*WHAT THE TASK REQUIRES*
All of the entries must be reproduced exactly, with no images carried over.

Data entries

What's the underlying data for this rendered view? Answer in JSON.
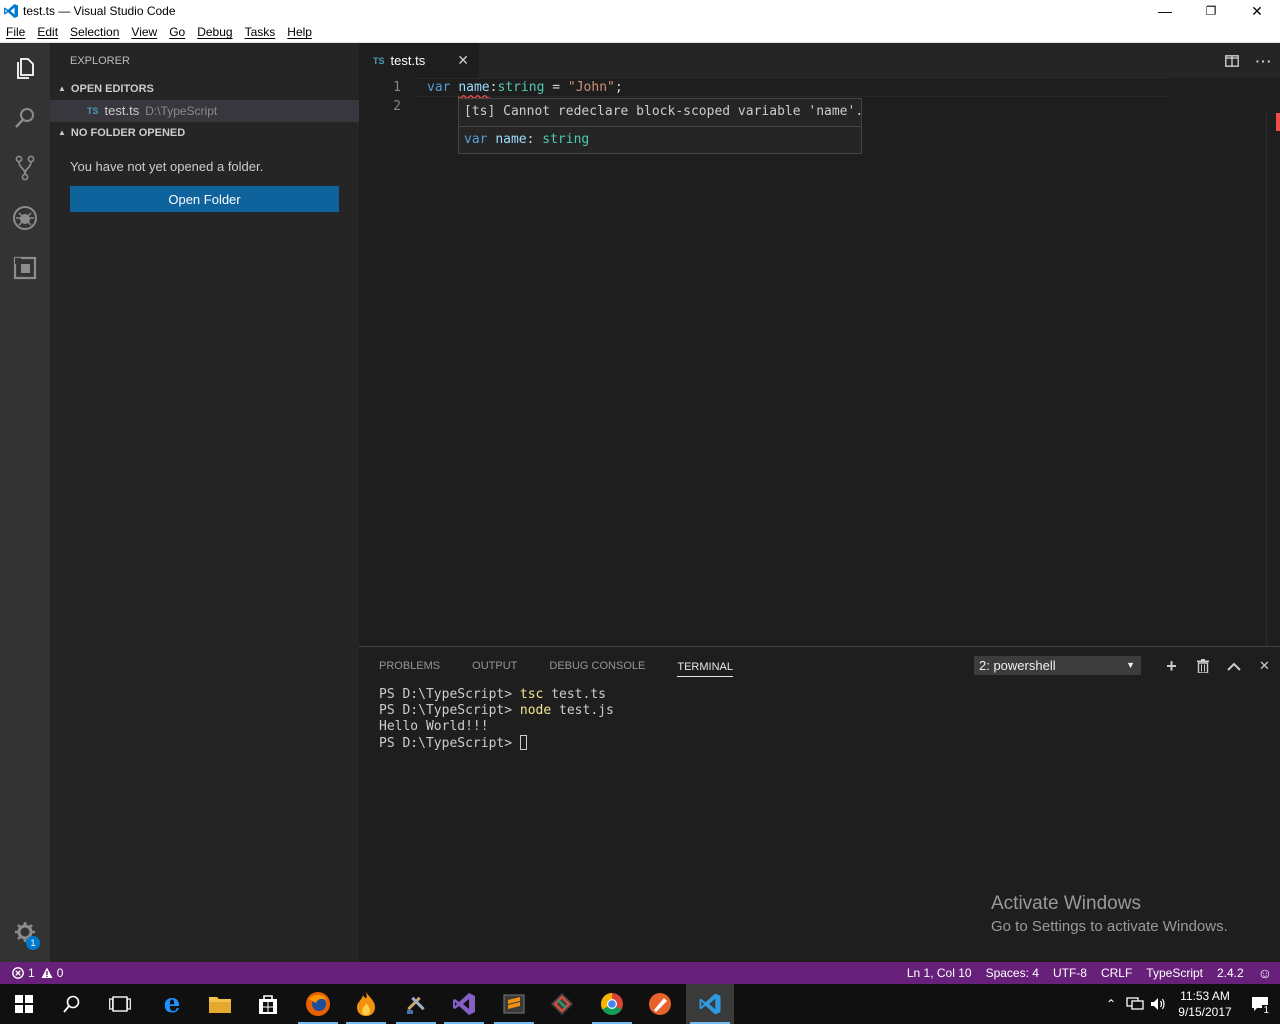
{
  "window": {
    "title": "test.ts — Visual Studio Code",
    "minimize": "—",
    "restore": "❐",
    "close": "✕"
  },
  "menu": [
    "File",
    "Edit",
    "Selection",
    "View",
    "Go",
    "Debug",
    "Tasks",
    "Help"
  ],
  "sidebar": {
    "title": "EXPLORER",
    "open_editors_header": "OPEN EDITORS",
    "open_editor": {
      "icon": "TS",
      "name": "test.ts",
      "path": "D:\\TypeScript"
    },
    "no_folder_header": "NO FOLDER OPENED",
    "no_folder_message": "You have not yet opened a folder.",
    "open_folder_button": "Open Folder"
  },
  "editor": {
    "tab": {
      "icon": "TS",
      "name": "test.ts",
      "close": "✕"
    },
    "lines": [
      {
        "number": "1",
        "tokens": [
          {
            "text": "var",
            "cls": "kw"
          },
          {
            "text": " ",
            "cls": ""
          },
          {
            "text": "name",
            "cls": "var squiggle"
          },
          {
            "text": ":",
            "cls": ""
          },
          {
            "text": "string",
            "cls": "type"
          },
          {
            "text": " = ",
            "cls": ""
          },
          {
            "text": "\"John\"",
            "cls": "str"
          },
          {
            "text": ";",
            "cls": ""
          }
        ]
      },
      {
        "number": "2",
        "tokens": []
      }
    ],
    "hover": {
      "message": "[ts] Cannot redeclare block-scoped variable 'name'.",
      "sig_kw": "var",
      "sig_name": "name",
      "sig_colon": ":",
      "sig_type": "string"
    }
  },
  "panel": {
    "tabs": [
      "PROBLEMS",
      "OUTPUT",
      "DEBUG CONSOLE",
      "TERMINAL"
    ],
    "active_tab": "TERMINAL",
    "terminal_select": "2: powershell",
    "terminal": {
      "prompt": "PS D:\\TypeScript>",
      "line1_cmd": "tsc",
      "line1_arg": "test.ts",
      "line2_cmd": "node",
      "line2_arg": "test.js",
      "line3": "Hello World!!!"
    }
  },
  "watermark": {
    "line1": "Activate Windows",
    "line2": "Go to Settings to activate Windows."
  },
  "statusbar": {
    "errors": "1",
    "warnings": "0",
    "position": "Ln 1, Col 10",
    "spaces": "Spaces: 4",
    "encoding": "UTF-8",
    "eol": "CRLF",
    "language": "TypeScript",
    "version": "2.4.2"
  },
  "activity": {
    "settings_badge": "1"
  },
  "taskbar": {
    "time": "11:53 AM",
    "date": "9/15/2017",
    "notif_count": "1"
  },
  "colors": {
    "accent": "#007acc",
    "statusbar": "#68217a",
    "button": "#0e639c"
  }
}
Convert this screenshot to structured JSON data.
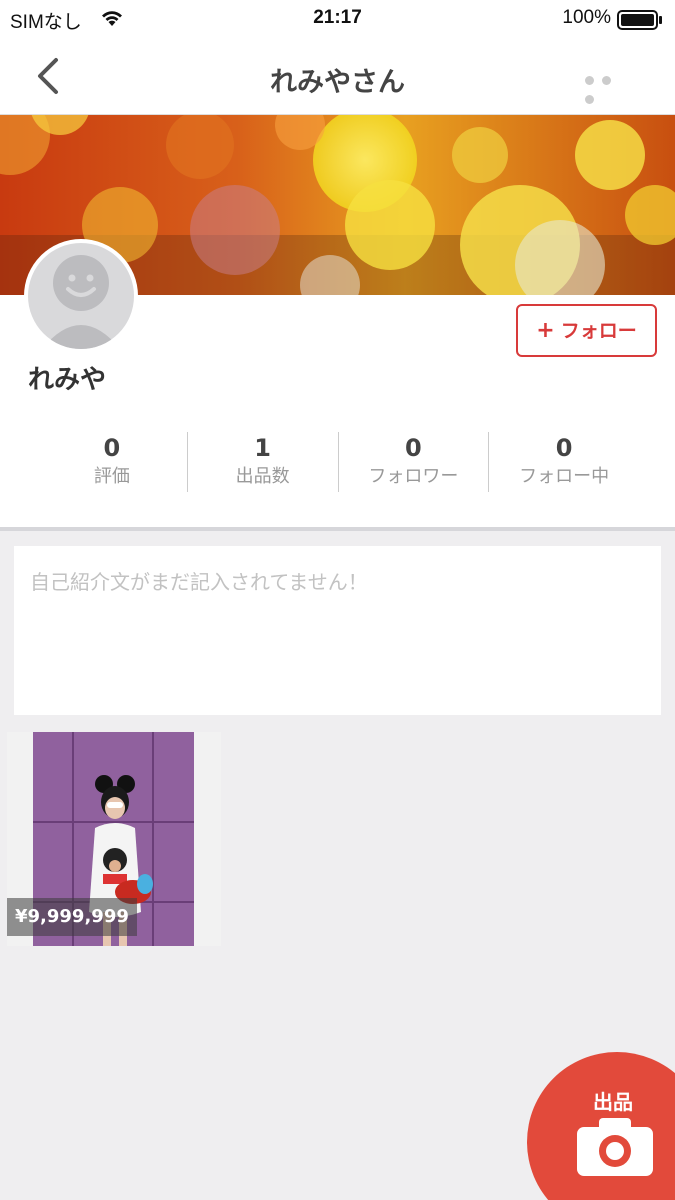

*WRITTEN RESPONSE*
What's the underlying data for this rendered view? Answer in JSON.
{
  "window": {
    "title": "test.ts — Visual Studio Code",
    "minimize": "—",
    "restore": "❐",
    "close": "✕"
  },
  "menu": [
    "File",
    "Edit",
    "Selection",
    "View",
    "Go",
    "Debug",
    "Tasks",
    "Help"
  ],
  "sidebar": {
    "title": "EXPLORER",
    "open_editors_header": "OPEN EDITORS",
    "open_editor": {
      "icon": "TS",
      "name": "test.ts",
      "path": "D:\\TypeScript"
    },
    "no_folder_header": "NO FOLDER OPENED",
    "no_folder_message": "You have not yet opened a folder.",
    "open_folder_button": "Open Folder"
  },
  "editor": {
    "tab": {
      "icon": "TS",
      "name": "test.ts",
      "close": "✕"
    },
    "lines": [
      {
        "number": "1",
        "tokens": [
          {
            "text": "var",
            "cls": "kw"
          },
          {
            "text": " ",
            "cls": ""
          },
          {
            "text": "name",
            "cls": "var squiggle"
          },
          {
            "text": ":",
            "cls": ""
          },
          {
            "text": "string",
            "cls": "type"
          },
          {
            "text": " = ",
            "cls": ""
          },
          {
            "text": "\"John\"",
            "cls": "str"
          },
          {
            "text": ";",
            "cls": ""
          }
        ]
      },
      {
        "number": "2",
        "tokens": []
      }
    ],
    "hover": {
      "message": "[ts] Cannot redeclare block-scoped variable 'name'.",
      "sig_kw": "var",
      "sig_name": "name",
      "sig_colon": ":",
      "sig_type": "string"
    }
  },
  "panel": {
    "tabs": [
      "PROBLEMS",
      "OUTPUT",
      "DEBUG CONSOLE",
      "TERMINAL"
    ],
    "active_tab": "TERMINAL",
    "terminal_select": "2: powershell",
    "terminal": {
      "prompt": "PS D:\\TypeScript>",
      "line1_cmd": "tsc",
      "line1_arg": "test.ts",
      "line2_cmd": "node",
      "line2_arg": "test.js",
      "line3": "Hello World!!!"
    }
  },
  "watermark": {
    "line1": "Activate Windows",
    "line2": "Go to Settings to activate Windows."
  },
  "statusbar": {
    "errors": "1",
    "warnings": "0",
    "position": "Ln 1, Col 10",
    "spaces": "Spaces: 4",
    "encoding": "UTF-8",
    "eol": "CRLF",
    "language": "TypeScript",
    "version": "2.4.2"
  },
  "activity": {
    "settings_badge": "1"
  },
  "taskbar": {
    "time": "11:53 AM",
    "date": "9/15/2017",
    "notif_count": "1"
  },
  "colors": {
    "accent": "#007acc",
    "statusbar": "#68217a",
    "button": "#0e639c"
  }
}
Convert this screenshot to structured JSON data.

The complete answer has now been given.